• _The task_
Determine how many lines below hold the string "this". Reply with the number alone.

START Available data

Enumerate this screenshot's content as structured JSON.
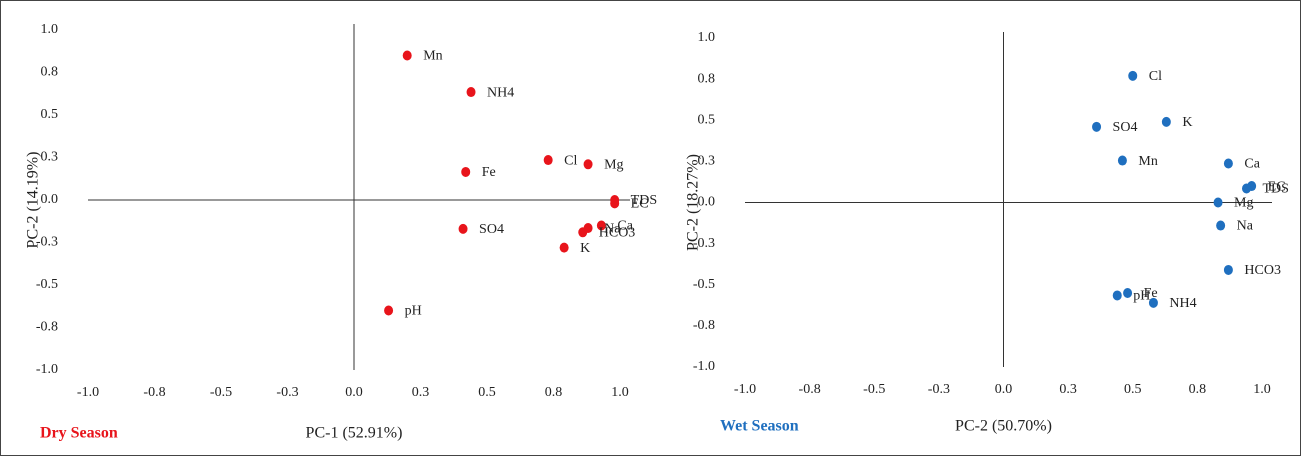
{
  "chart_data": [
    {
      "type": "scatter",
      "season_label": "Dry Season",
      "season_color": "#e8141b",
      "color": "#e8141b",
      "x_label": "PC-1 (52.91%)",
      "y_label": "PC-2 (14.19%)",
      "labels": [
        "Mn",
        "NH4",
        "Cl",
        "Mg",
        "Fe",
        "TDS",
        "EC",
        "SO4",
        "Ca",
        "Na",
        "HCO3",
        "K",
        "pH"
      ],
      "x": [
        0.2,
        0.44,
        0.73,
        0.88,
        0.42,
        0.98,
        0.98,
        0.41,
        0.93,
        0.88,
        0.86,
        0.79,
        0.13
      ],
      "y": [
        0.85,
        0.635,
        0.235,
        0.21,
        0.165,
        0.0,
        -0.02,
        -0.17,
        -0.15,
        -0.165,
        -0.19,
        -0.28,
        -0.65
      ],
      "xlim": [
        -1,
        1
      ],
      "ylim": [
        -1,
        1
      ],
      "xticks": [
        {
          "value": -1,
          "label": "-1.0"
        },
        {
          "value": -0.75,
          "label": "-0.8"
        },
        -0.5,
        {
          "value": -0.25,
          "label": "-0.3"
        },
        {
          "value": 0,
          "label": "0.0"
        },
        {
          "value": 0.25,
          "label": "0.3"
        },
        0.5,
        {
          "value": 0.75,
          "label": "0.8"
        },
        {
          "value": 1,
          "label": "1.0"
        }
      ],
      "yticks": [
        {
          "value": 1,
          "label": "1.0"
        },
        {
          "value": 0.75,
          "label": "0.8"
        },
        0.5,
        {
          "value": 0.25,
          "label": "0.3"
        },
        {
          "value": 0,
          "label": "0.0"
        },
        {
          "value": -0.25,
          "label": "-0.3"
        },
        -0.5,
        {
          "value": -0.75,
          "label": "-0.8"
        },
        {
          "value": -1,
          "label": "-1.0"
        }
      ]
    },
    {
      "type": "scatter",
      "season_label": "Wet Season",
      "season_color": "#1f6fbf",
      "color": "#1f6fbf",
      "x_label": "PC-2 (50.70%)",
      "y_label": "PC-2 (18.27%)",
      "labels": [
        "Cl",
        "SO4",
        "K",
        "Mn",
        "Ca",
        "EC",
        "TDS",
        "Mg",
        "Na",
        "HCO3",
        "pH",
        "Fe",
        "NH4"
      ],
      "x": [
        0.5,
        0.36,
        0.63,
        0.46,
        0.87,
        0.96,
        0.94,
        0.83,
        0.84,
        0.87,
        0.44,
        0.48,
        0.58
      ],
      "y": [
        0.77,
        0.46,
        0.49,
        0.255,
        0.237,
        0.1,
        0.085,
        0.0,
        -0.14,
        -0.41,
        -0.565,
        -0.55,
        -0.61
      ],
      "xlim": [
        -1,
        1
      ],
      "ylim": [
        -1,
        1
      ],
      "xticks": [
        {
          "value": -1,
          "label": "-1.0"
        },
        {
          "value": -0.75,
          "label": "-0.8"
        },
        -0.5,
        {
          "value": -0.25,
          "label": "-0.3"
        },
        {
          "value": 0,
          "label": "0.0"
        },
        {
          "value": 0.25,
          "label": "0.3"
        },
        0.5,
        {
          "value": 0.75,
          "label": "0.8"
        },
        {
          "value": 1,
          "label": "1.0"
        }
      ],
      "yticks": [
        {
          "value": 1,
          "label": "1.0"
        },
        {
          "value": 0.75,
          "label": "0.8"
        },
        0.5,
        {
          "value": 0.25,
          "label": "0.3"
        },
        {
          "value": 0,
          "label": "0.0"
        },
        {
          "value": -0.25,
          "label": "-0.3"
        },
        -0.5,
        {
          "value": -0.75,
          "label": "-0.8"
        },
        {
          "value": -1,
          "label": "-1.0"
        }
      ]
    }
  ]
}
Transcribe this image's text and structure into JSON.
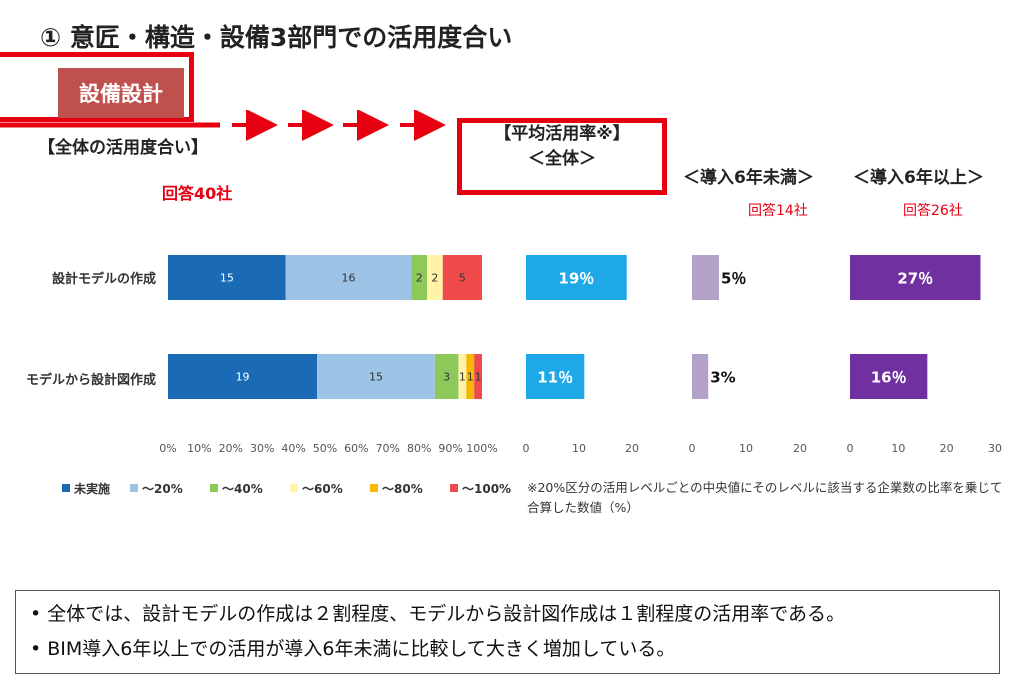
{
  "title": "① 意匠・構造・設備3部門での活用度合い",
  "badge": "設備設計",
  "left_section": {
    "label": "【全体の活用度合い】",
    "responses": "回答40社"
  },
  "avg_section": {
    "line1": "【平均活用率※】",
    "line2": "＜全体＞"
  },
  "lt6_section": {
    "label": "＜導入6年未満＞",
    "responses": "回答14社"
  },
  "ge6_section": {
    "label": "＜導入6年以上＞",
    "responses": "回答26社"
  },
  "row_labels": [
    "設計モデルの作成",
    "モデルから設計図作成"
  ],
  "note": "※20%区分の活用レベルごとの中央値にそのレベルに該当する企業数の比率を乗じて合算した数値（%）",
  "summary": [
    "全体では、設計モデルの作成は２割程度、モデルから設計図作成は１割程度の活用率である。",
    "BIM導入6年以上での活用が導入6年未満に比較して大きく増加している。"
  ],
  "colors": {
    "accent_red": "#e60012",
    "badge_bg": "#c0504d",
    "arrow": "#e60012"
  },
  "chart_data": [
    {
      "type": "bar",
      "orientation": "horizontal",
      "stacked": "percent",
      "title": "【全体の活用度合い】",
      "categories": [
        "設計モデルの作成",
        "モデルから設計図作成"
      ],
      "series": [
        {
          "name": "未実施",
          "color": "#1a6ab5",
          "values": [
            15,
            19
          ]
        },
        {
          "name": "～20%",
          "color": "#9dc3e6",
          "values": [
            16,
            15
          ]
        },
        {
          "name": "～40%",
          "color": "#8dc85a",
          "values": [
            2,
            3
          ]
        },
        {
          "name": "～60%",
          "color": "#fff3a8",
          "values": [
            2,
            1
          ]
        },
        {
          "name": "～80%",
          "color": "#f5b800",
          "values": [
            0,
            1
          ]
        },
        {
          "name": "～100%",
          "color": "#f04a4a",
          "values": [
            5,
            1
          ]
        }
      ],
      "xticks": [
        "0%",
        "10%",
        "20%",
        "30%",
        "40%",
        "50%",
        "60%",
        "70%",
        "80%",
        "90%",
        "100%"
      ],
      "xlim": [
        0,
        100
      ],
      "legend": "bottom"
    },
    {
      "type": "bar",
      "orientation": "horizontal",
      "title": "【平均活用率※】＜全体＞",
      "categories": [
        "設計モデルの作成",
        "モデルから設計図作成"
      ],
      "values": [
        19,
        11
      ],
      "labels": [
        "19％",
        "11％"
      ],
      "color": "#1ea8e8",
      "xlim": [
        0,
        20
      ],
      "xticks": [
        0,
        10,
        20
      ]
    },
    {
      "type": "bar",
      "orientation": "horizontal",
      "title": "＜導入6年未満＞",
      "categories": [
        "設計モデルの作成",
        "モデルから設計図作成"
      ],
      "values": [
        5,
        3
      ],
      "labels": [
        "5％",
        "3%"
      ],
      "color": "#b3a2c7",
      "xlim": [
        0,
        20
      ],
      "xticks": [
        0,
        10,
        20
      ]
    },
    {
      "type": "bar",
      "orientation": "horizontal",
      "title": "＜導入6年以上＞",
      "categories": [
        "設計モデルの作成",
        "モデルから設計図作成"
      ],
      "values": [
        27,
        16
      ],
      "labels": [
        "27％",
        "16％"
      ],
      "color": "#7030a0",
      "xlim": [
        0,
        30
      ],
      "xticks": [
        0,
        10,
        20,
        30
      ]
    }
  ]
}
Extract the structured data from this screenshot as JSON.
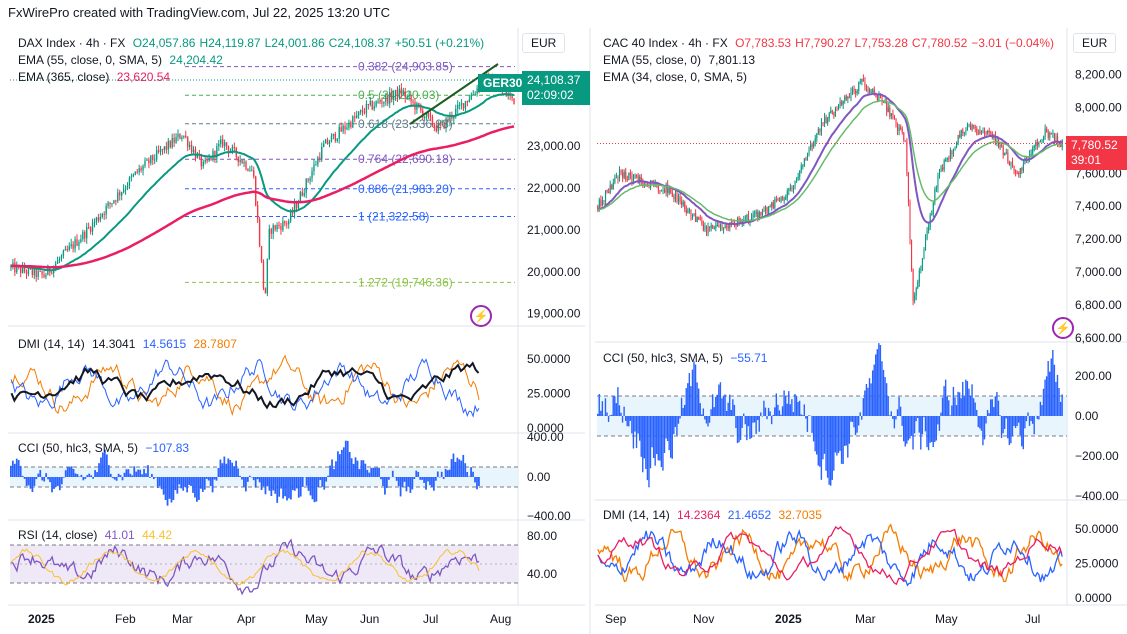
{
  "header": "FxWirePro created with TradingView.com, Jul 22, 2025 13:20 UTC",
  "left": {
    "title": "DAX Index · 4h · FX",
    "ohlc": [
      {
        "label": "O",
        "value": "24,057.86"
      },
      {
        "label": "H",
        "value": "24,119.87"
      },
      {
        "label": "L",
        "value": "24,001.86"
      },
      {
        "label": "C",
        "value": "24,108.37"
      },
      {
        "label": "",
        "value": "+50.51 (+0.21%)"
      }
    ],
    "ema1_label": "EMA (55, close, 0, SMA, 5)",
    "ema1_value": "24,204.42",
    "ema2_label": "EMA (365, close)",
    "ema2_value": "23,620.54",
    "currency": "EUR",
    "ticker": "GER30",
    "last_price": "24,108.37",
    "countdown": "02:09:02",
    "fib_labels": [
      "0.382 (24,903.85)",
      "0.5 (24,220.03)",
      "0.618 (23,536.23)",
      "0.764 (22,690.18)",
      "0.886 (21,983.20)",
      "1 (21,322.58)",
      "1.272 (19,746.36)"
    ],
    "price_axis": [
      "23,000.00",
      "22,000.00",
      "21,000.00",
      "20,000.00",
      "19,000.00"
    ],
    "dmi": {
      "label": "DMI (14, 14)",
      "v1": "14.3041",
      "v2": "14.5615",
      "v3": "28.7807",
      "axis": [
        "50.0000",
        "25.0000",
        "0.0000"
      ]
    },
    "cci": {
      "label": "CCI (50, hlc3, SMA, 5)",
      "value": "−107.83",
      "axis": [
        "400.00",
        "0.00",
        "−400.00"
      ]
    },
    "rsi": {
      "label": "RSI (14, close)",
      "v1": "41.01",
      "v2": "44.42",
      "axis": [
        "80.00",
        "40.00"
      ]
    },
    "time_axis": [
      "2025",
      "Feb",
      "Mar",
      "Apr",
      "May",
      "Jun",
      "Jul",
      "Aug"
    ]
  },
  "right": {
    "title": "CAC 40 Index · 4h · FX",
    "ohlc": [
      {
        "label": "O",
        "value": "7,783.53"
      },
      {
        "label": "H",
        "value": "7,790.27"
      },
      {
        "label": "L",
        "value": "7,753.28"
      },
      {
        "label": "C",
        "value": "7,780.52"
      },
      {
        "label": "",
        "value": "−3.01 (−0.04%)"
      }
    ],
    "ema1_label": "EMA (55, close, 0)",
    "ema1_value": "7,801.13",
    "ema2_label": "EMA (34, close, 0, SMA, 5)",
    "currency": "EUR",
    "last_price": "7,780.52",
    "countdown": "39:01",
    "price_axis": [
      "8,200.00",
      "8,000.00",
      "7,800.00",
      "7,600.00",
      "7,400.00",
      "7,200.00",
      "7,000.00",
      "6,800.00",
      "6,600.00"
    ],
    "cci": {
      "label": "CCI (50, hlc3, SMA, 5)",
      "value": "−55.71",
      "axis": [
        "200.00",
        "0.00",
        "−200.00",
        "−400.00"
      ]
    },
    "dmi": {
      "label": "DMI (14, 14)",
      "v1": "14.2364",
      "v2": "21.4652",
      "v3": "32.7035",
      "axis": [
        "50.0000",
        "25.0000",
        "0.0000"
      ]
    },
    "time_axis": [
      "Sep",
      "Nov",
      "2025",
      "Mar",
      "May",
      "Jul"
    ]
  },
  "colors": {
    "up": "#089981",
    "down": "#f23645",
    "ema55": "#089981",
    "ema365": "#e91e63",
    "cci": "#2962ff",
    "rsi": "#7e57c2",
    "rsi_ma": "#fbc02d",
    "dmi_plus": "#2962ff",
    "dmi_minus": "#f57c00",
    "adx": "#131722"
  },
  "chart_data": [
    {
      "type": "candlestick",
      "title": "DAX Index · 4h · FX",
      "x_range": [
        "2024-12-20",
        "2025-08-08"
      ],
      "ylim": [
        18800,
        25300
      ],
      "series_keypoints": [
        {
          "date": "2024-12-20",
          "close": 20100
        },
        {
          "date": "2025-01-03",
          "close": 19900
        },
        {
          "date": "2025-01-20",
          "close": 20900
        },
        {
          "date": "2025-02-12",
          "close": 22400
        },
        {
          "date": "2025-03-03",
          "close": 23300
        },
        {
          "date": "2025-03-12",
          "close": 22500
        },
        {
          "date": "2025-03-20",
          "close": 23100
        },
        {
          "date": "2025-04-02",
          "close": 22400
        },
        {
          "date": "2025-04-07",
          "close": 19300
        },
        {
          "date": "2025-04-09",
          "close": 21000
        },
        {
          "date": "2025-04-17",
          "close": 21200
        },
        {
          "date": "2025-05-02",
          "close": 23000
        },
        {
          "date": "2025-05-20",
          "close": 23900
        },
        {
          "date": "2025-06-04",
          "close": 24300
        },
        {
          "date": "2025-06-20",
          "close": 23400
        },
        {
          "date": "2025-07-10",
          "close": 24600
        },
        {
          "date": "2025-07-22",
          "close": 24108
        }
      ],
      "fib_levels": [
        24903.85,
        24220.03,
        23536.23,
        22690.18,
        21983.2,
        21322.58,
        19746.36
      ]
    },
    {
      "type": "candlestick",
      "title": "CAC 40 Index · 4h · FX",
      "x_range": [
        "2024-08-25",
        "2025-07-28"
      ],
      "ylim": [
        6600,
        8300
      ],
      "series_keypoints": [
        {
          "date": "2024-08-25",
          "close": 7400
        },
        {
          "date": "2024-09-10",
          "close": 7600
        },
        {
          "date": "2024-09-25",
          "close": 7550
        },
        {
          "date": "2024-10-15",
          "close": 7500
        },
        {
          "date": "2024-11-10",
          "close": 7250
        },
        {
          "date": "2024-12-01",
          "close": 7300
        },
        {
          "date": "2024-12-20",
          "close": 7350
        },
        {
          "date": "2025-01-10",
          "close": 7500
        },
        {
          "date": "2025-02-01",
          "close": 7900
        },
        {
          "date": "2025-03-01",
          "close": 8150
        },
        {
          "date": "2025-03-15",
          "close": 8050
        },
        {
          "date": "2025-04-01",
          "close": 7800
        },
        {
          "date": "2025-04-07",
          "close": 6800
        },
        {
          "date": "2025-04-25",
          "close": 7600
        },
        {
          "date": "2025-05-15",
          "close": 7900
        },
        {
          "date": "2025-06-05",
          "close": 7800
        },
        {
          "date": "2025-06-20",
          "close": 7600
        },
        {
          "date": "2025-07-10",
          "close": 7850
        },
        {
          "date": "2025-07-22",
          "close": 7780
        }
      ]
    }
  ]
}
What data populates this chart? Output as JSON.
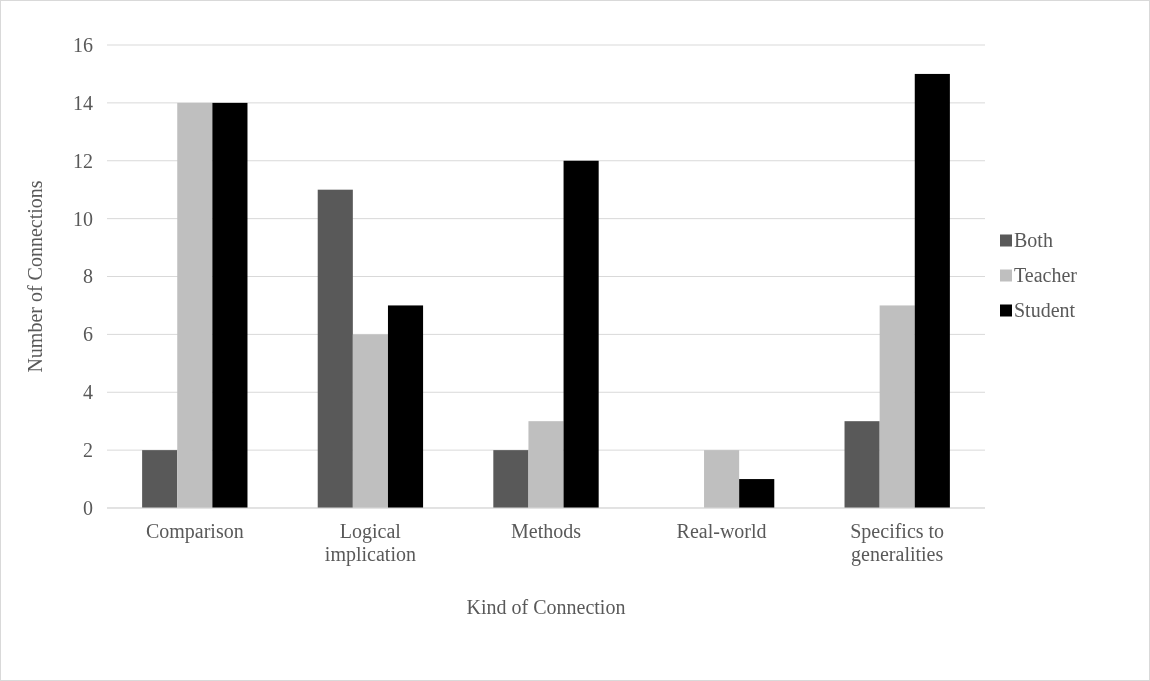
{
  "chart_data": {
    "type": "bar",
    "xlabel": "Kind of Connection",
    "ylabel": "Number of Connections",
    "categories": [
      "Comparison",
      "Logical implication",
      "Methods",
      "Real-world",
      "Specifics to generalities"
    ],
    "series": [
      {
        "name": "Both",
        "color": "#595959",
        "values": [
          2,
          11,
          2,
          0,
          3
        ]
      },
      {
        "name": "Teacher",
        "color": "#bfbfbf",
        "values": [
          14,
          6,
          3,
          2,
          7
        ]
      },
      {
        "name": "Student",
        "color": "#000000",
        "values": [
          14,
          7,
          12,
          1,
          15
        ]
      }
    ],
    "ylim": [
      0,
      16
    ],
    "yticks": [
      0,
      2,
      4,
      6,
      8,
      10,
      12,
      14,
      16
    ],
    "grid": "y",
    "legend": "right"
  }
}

END Available data

• _The answer_
4